┏━━

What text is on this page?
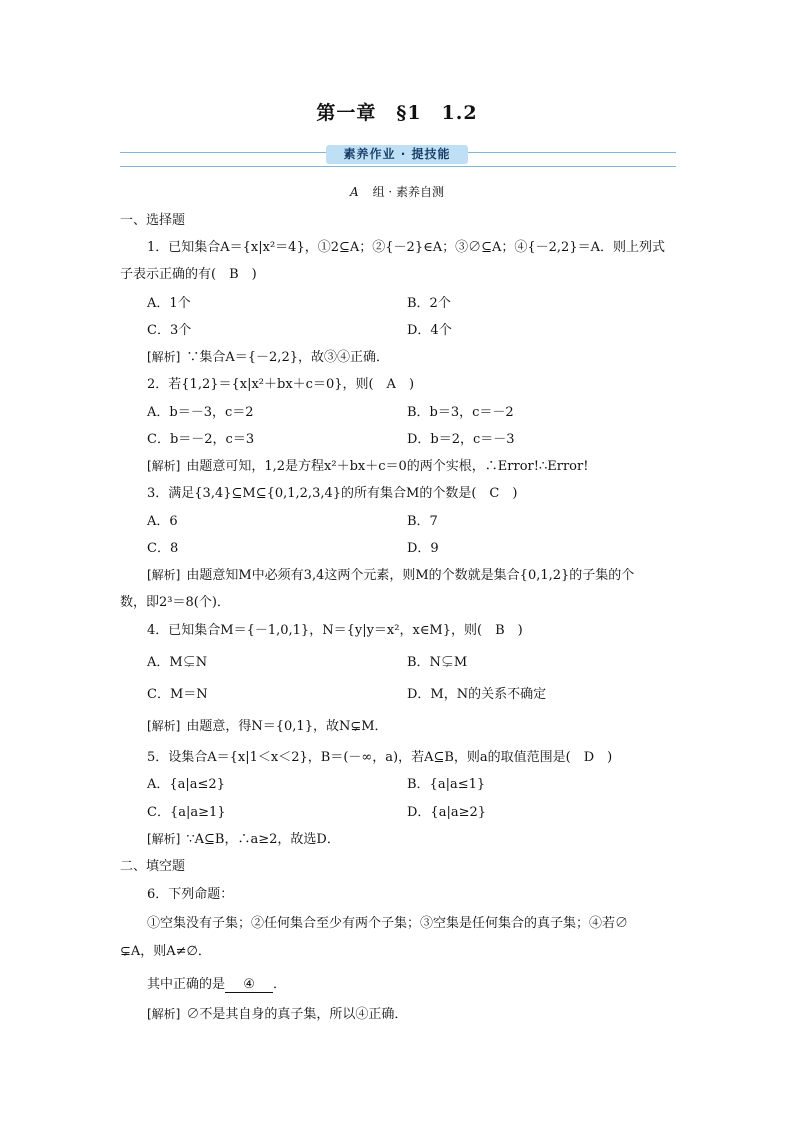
第一章　§1　1.2
素养作业 · 提技能
A 组 · 素养自测
一、选择题
1．已知集合A＝{x|x²＝4}，①2⊆A；②{－2}∈A；③∅⊆A；④{－2,2}＝A．则上列式
子表示正确的有(　B　)
A．1个	B．2个
C．3个	D．4个
[解析] ∵集合A＝{－2,2}，故③④正确．
2．若{1,2}＝{x|x²＋bx＋c＝0}，则(　A　)
A．b＝－3，c＝2	B．b＝3，c＝－2
C．b＝－2，c＝3	D．b＝2，c＝－3
[解析] 由题意可知，1,2是方程x²＋bx＋c＝0的两个实根，∴Error!∴Error!
3．满足{3,4}⊆M⊆{0,1,2,3,4}的所有集合M的个数是(　C　)
A．6	B．7
C．8	D．9
[解析] 由题意知M中必须有3,4这两个元素，则M的个数就是集合{0,1,2}的子集的个
数，即2³＝8(个)．
4．已知集合M＝{－1,0,1}，N＝{y|y＝x²，x∈M}，则(　B　)
A．M⊊N	B．N⊊M
C．M＝N	D．M，N的关系不确定
[解析] 由题意，得N＝{0,1}，故N⊊M．
5．设集合A＝{x|1＜x＜2}，B＝(－∞，a)，若A⊆B，则a的取值范围是(　D　)
A．{a|a≤2}	B．{a|a≤1}
C．{a|a≥1}	D．{a|a≥2}
[解析] ∵A⊆B，∴a≥2，故选D．
二、填空题
6．下列命题：
①空集没有子集；②任何集合至少有两个子集；③空集是任何集合的真子集；④若∅
⊊A，则A≠∅．
其中正确的是 ④ ．
[解析] ∅不是其自身的真子集，所以④正确．
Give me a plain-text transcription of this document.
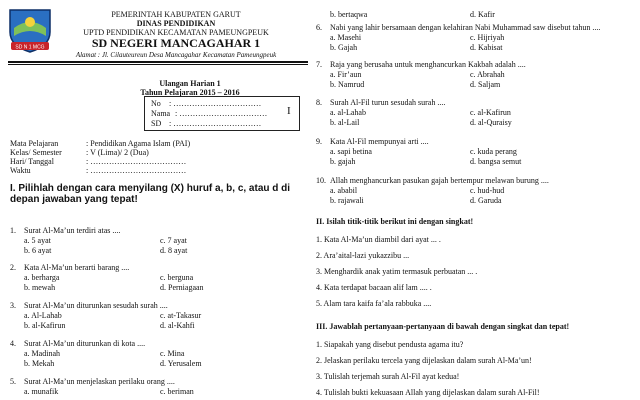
SD N 1 MCG
PEMERINTAH KABUPATEN GARUT
DINAS PENDIDIKAN
UPTD PENDIDIKAN KECAMATAN PAMEUNGPEUK
SD NEGERI MANCAGAHAR 1
Alamat : Jl. Cilauteureun Desa Mancagahar Kecamatan Pameungpeuk
Ulangan Harian 1
Tahun Pelajaran 2015 – 2016
No : ……………………………
Nama : ……………………………
SD : ……………………………
I
Mata Pelajaran	: Pendidikan Agama Islam (PAI)
Kelas/ Semester	: V (Lima)/ 2 (Dua)
Hari/ Tanggal	: ………………………………
Waktu	: ………………………………
I. Pilihlah dengan cara menyilang (X) huruf a, b, c, atau d di depan jawaban yang tepat!
1. Surat Al-Ma’un terdiri atas ....
a. 5 ayat	c. 7 ayat
b. 6 ayat	d. 8 ayat
2. Kata Al-Ma’un berarti barang ....
a. berharga	c. berguna
b. mewah	d. Perniagaan
3. Surat Al-Ma’un diturunkan sesudah surah ....
a. Al-Lahab	c. at-Takasur
b. al-Kafirun	d. al-Kahfi
4. Surat Al-Ma’un diturunkan di kota ....
a. Madinah	c. Mina
b. Mekah	d. Yerusalem
5. Surat Al-Ma’un menjelaskan perilaku orang ....
a. munafik	c. beriman
b. bertaqwa	d. Kafir
6. Nabi yang lahir bersamaan dengan kelahiran Nabi Muhammad saw disebut tahun ....
a. Masehi	c. Hijriyah
b. Gajah	d. Kabisat
7. Raja yang berusaha untuk menghancurkan Kakbah adalah ....
a. Fir’aun	c. Abrahah
b. Namrud	d. Saljam
8. Surah Al-Fil turun sesudah surah ....
a. al-Lahab	c. al-Kafirun
b. al-Lail	d. al-Quraisy
9. Kata Al-Fil mempunyai arti ....
a. sapi betina	c. kuda perang
b. gajah	d. bangsa semut
10. Allah menghancurkan pasukan gajah bertempur melawan burung ....
a. ababil	c. hud-hud
b. rajawali	d. Garuda
II. Isilah titik-titik berikut ini dengan singkat!
1. Kata Al-Ma’un diambil dari ayat ... .
2. Ara’aital-lazi yukazzibu ...
3. Menghardik anak yatim termasuk perbuatan ... .
4. Kata terdapat bacaan alif lam .... .
5. Alam tara kaifa fa’ala rabbuka ....
III. Jawablah pertanyaan-pertanyaan di bawah dengan singkat dan tepat!
1. Siapakah yang disebut pendusta agama itu?
2. Jelaskan perilaku tercela yang dijelaskan dalam surah Al-Ma’un!
3. Tulislah terjemah surah Al-Fil ayat kedua!
4. Tulislah bukti kekuasaan Allah yang dijelaskan dalam surah Al-Fil!
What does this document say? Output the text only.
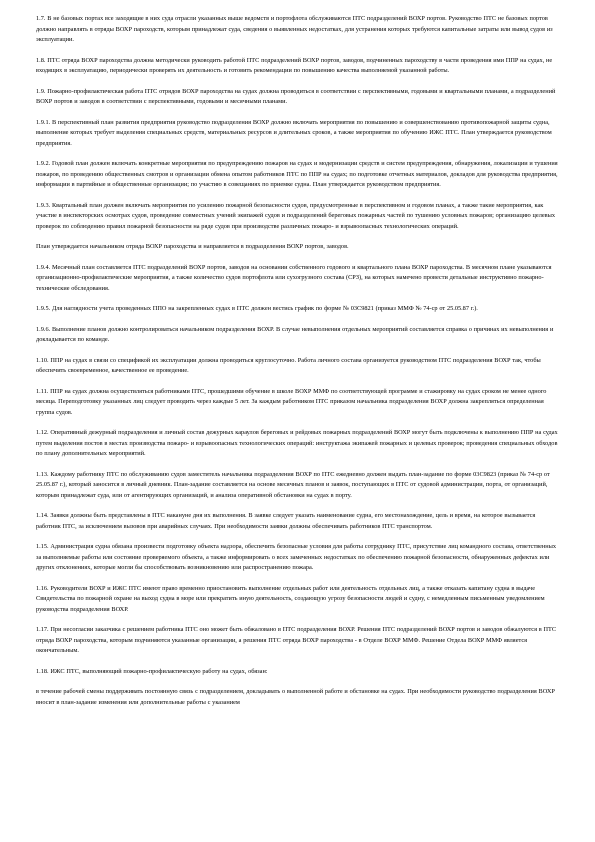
1.7. В не базовых портах все заходящие в них суда отрасли указанных выше ведомств и портофлота обслуживаются ПТС подразделений ВОХР портов. Руководство ПТС не базовых портов должно направлять в отряды ВОХР пароходств, которым принадлежат суда, сведения о выявленных недостатках, для устранения которых требуются капитальные затраты или вывод судов из эксплуатации.

1.8. ПТС отряда ВОХР пароходства должна методически руководить работой ПТС подразделений ВОХР портов, заводов, подчиненных пароходству в части проведения ими ППР на судах, не входящих в эксплуатацию, периодически проверять их деятельность и готовить рекомендации по повышению качества выполняемой указанной работы.

1.9. Пожарно-профилактическая работа ПТС отрядов ВОХР пароходства на судах должна проводиться в соответствии с перспективными, годовыми и квартальными планами, а подразделений ВОХР портов и заводов в соответствии с перспективными, годовыми и месячными планами.

1.9.1. В перспективный план развития предприятия руководство подразделения ВОХР должно включать мероприятия по повышению и совершенствованию противопожарной защиты судна, выполнение которых требует выделения специальных средств, материальных ресурсов и длительных сроков, а также мероприятия по обучению ИЖС ПТС. План утверждается руководством предприятия.

1.9.2. Годовой план должен включать конкретные мероприятия по предупреждению пожаров на судах и модернизации средств и систем предупреждения, обнаружения, локализации и тушения пожаров, по проведению общественных смотров и организации обмена опытом работников ПТС по ППР на судах; по подготовке отчетных материалов, докладов для руководства предприятия, информации в партийные и общественные организации; по участию в совещаниях по приемке судна. План утверждается руководством предприятия.

1.9.3. Квартальный план должен включать мероприятия по усилению пожарной безопасности судов, предусмотренные в перспективном и годовом планах, а также такие мероприятия, как участие в инспекторских осмотрах судов, проведение совместных учений экипажей судов и подразделений береговых пожарных частей по тушению условных пожаров; организацию целевых проверок по соблюдению правил пожарной безопасности на ряде судов при производстве различных пожаро- и взрывоопасных технологических операций.

План утверждается начальником отряда ВОХР пароходства и направляется в подразделения ВОХР портов, заводов.

1.9.4. Месячный план составляется ПТС подразделений ВОХР портов, заводов на основании собственного годового и квартального плана ВОХР пароходства. В месячном плане указываются организационно-профилактические мероприятия, а также количество судов портофлота или сухогрузного состава (СРЗ), на которых намечено провести детальные инструктивно пожарно-технические обследования.

1.9.5. Для наглядности учета проведенных ППО на закрепленных судах в ПТС должен вестись график по форме № 03С9821 (приказ ММФ № 74-ср от 25.05.87 г.).

1.9.6. Выполнение планов должно контролироваться начальником подразделения ВОХР. В случае невыполнения отдельных мероприятий составляется справка о причинах их невыполнения и докладывается по команде.

1.10. ППР на судах в связи со спецификой их эксплуатации должна проводиться круглосуточно. Работа личного состава организуется руководством ПТС подразделения ВОХР так, чтобы обеспечить своевременное, качественное ее проведение.

1.11. ППР на судах должна осуществляться работниками ПТС, прошедшими обучение в школе ВОХР ММФ по соответствующей программе и стажировку на судах сроком не менее одного месяца. Переподготовку указанных лиц следует проводить через каждые 5 лет. За каждым работником ПТС приказом начальника подразделения ВОХР должна закрепляться определенная группа судов.

1.12. Оперативный дежурный подразделения и личный состав дежурных караулов береговых и рейдовых пожарных подразделений ВОХР могут быть подключены к выполнению ППР на судах путем выделения постов в местах производства пожаро- и взрывоопасных технологических операций: инструктажа экипажей пожарных и целевых проверок; проведения специальных обходов по плану дополнительных мероприятий.

1.13. Каждому работнику ПТС по обслуживанию судов заместитель начальника подразделения ВОХР по ПТС ежедневно должен выдать план-задание по форме 03С9823 (приказ № 74-ср от 25.05.87 г.), который заносится в личный дневник. План-задание составляется на основе месячных планов и заявок, поступающих в ПТС от судовой администрации, порта, от организаций, которым принадлежат суда, или от агентирующих организаций, и анализа оперативной обстановки на судах в порту.

1.14. Заявки должны быть представлены в ПТС накануне дня их выполнения. В заявке следует указать наименование судна, его местонахождение, цель и время, на которое вызывается работник ПТС, за исключением вызовов при аварийных случаях. При необходимости заявки должны обеспечивать работников ПТС транспортом.

1.15. Администрация судна обязана произвести подготовку объекта надзора, обеспечить безопасные условия для работы сотруднику ПТС, присутствие лиц командного состава, ответственных за выполняемые работы или состояние проверяемого объекта, а также информировать о всех замеченных недостатках по обеспечению пожарной безопасности, обнаруженных дефектах или других отклонениях, которые могли бы способствовать возникновению или распространению пожара.

1.16. Руководители ВОХР и ИЖС ПТС имеют право временно приостановить выполнение отдельных работ или деятельность отдельных лиц, а также отказать капитану судна в выдаче Свидетельства по пожарной охране на выход судна в море или прекратить иную деятельность, создающую угрозу безопасности людей и судну, с немедленным письменным уведомлением руководства подразделения ВОХР.

1.17. При несогласии заказчика с решением работника ПТС оно может быть обжаловано в ПТС подразделения ВОХР. Решения ПТС подразделений ВОХР портов и заводов обжалуются в ПТС отряда ВОХР пароходства, которым подчиняются указанные организации, а решения ПТС отряда ВОХР пароходства - в Отделе ВОХР ММФ. Решение Отдела ВОХР ММФ является окончательным.

1.18. ИЖС ПТС, выполняющий пожарно-профилактическую работу на судах, обязан:

в течение рабочей смены поддерживать постоянную связь с подразделением, докладывать о выполненной работе и обстановке на судах. При необходимости руководство подразделения ВОХР вносит в план-задание изменения или дополнительные работы с указанием
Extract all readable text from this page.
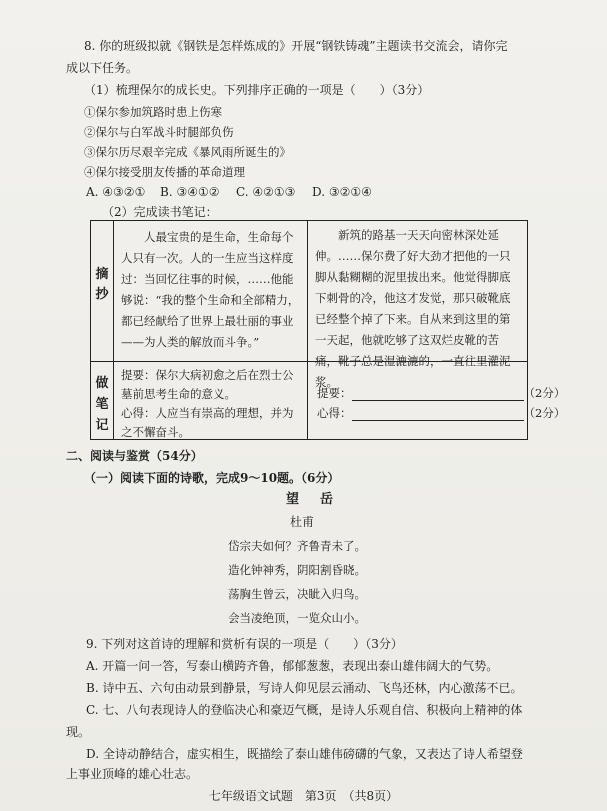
8. 你的班级拟就《钢铁是怎样炼成的》开展“钢铁铸魂”主题读书交流会，请你完
成以下任务。
（1）梳理保尔的成长史。下列排序正确的一项是（　　）（3分）
①保尔参加筑路时患上伤寒
②保尔与白军战斗时腿部负伤
③保尔历尽艰辛完成《暴风雨所诞生的》
④保尔接受朋友传播的革命道理
A. ④③②① B. ③④①② C. ④②①③ D. ③②①④
（2）完成读书笔记：
摘抄
做笔记
人最宝贵的是生命，生命每个人只有一次。人的一生应当这样度过：当回忆往事的时候，……他能够说：“我的整个生命和全部精力，都已经献给了世界上最壮丽的事业——为人类的解放而斗争。”
新筑的路基一天天向密林深处延伸。……保尔费了好大劲才把他的一只脚从黏糊糊的泥里拔出来。他觉得脚底下刺骨的冷，他这才发觉，那只破靴底已经整个掉了下来。自从来到这里的第一天起，他就吃够了这双烂皮靴的苦痛，靴子总是湿漉漉的，一直往里灌泥浆。
提要：保尔大病初愈之后在烈士公
墓前思考生命的意义。
心得：人应当有崇高的理想，并为
之不懈奋斗。
提要：	（2分）
心得：	（2分）
二、阅读与鉴赏（54分）
（一）阅读下面的诗歌，完成9～10题。（6分）
望　岳
杜甫
岱宗夫如何？齐鲁青未了。
造化钟神秀，阴阳割昏晓。
荡胸生曾云，决眦入归鸟。
会当凌绝顶，一览众山小。
9. 下列对这首诗的理解和赏析有误的一项是（　　）（3分）
A. 开篇一问一答，写泰山横跨齐鲁，郁郁葱葱，表现出泰山雄伟阔大的气势。
B. 诗中五、六句由动景到静景，写诗人仰见层云涌动、飞鸟还林，内心激荡不已。
C. 七、八句表现诗人的登临决心和豪迈气概，是诗人乐观自信、积极向上精神的体
现。
D. 全诗动静结合，虚实相生，既描绘了泰山雄伟磅礴的气象，又表达了诗人希望登
上事业顶峰的雄心壮志。
七年级语文试题　第3页　（共8页）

┗━━

AIM OF THE EXERCISE: The lines to collect are those holding the string "Tulislah"; copy them all.

WRITTEN ANSWER:
3. Tulislah terjemah surah Al-Fil ayat kedua!
4. Tulislah bukti kekuasaan Allah yang dijelaskan dalam surah Al-Fil!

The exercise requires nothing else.